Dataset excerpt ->

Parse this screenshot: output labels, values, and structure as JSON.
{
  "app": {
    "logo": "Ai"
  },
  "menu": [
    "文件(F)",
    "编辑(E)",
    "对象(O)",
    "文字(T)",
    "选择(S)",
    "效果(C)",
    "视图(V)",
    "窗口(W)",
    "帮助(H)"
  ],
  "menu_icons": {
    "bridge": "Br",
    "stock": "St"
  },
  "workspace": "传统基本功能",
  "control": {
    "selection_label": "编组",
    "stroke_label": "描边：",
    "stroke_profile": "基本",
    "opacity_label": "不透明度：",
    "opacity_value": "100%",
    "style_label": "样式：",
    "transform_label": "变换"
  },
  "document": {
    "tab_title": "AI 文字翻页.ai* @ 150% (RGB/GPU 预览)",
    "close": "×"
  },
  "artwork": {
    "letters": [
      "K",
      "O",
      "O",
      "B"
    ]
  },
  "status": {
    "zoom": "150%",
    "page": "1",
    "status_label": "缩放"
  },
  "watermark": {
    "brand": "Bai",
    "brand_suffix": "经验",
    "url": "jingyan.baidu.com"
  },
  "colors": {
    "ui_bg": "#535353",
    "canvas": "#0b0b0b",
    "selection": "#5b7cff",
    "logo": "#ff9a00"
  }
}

To be done ->
Provide an exact reproduction of all the entries shown above.

Task answer ->
Parse this screenshot: output labels, values, and structure as JSON.
{
  "app": {
    "logo": "Ai"
  },
  "menu": [
    "文件(F)",
    "编辑(E)",
    "对象(O)",
    "文字(T)",
    "选择(S)",
    "效果(C)",
    "视图(V)",
    "窗口(W)",
    "帮助(H)"
  ],
  "menu_icons": {
    "bridge": "Br",
    "stock": "St"
  },
  "workspace": "传统基本功能",
  "control": {
    "selection_label": "编组",
    "stroke_label": "描边：",
    "stroke_profile": "基本",
    "opacity_label": "不透明度：",
    "opacity_value": "100%",
    "style_label": "样式：",
    "transform_label": "变换"
  },
  "document": {
    "tab_title": "AI 文字翻页.ai* @ 150% (RGB/GPU 预览)",
    "close": "×"
  },
  "artwork": {
    "letters": [
      "K",
      "O",
      "O",
      "B"
    ]
  },
  "status": {
    "zoom": "150%",
    "page": "1",
    "status_label": "缩放"
  },
  "watermark": {
    "brand": "Bai",
    "brand_suffix": "经验",
    "url": "jingyan.baidu.com"
  },
  "colors": {
    "ui_bg": "#535353",
    "canvas": "#0b0b0b",
    "selection": "#5b7cff",
    "logo": "#ff9a00"
  }
}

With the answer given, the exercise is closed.